§ **Task prompt**
List each line of the data in which the string "author" appears.

Stored entries:

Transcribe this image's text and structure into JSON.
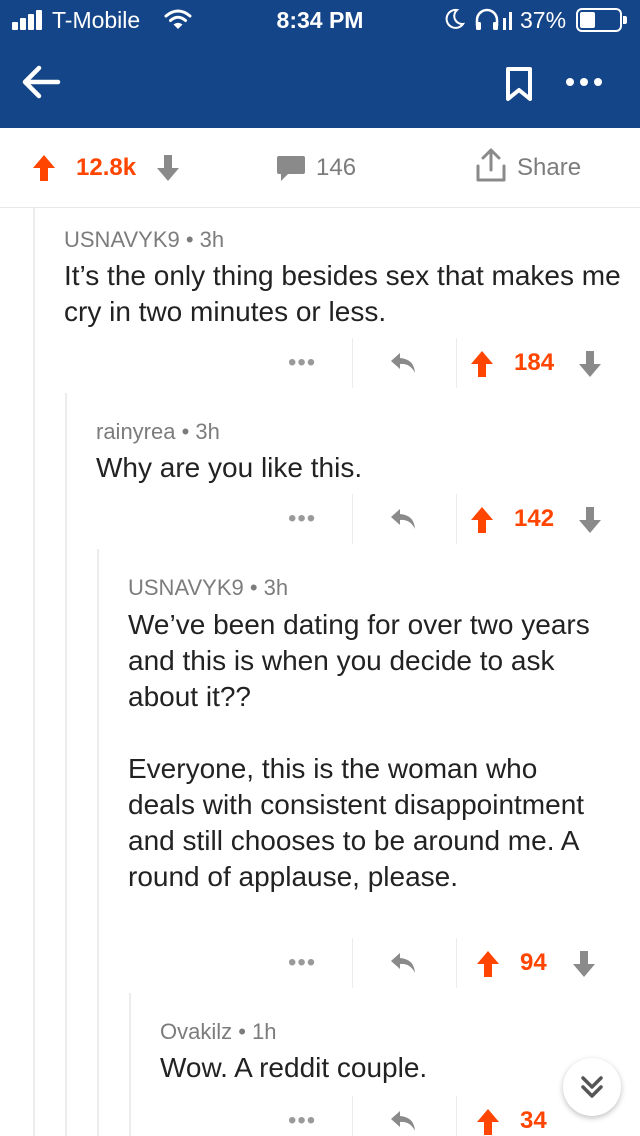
{
  "status_bar": {
    "carrier": "T-Mobile",
    "time": "8:34 PM",
    "battery": "37%"
  },
  "post_actions": {
    "score": "12.8k",
    "comments": "146",
    "share_label": "Share"
  },
  "comments": [
    {
      "author": "USNAVYK9",
      "age": "3h",
      "meta": "USNAVYK9 • 3h",
      "body": [
        "It’s the only thing besides sex that makes me cry in two minutes or less."
      ],
      "score": "184",
      "depth": 0
    },
    {
      "author": "rainyrea",
      "age": "3h",
      "meta": "rainyrea • 3h",
      "body": [
        "Why are you like this."
      ],
      "score": "142",
      "depth": 1
    },
    {
      "author": "USNAVYK9",
      "age": "3h",
      "meta": "USNAVYK9 • 3h",
      "body": [
        "We’ve been dating for over two years and this is when you decide to ask about it??",
        "Everyone, this is the woman who deals with consistent disappointment and still chooses to be around me. A round of applause, please."
      ],
      "score": "94",
      "depth": 2
    },
    {
      "author": "Ovakilz",
      "age": "1h",
      "meta": "Ovakilz • 1h",
      "body": [
        "Wow. A reddit couple."
      ],
      "score": "34",
      "depth": 3
    }
  ],
  "icons": {
    "nav": [
      "back-arrow-icon",
      "bookmark-icon",
      "more-icon"
    ],
    "actions": [
      "upvote-icon",
      "downvote-icon",
      "comment-icon",
      "share-icon",
      "reply-icon",
      "more-dots-icon",
      "chevron-down-icon"
    ]
  },
  "colors": {
    "header_bg": "#134588",
    "upvote_orange": "#ff4500",
    "muted_gray": "#7c7c7c",
    "text": "#222222"
  }
}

§ **Exercise answer**
      "author": "USNAVYK9",
      "author": "rainyrea",
      "author": "USNAVYK9",
      "author": "Ovakilz",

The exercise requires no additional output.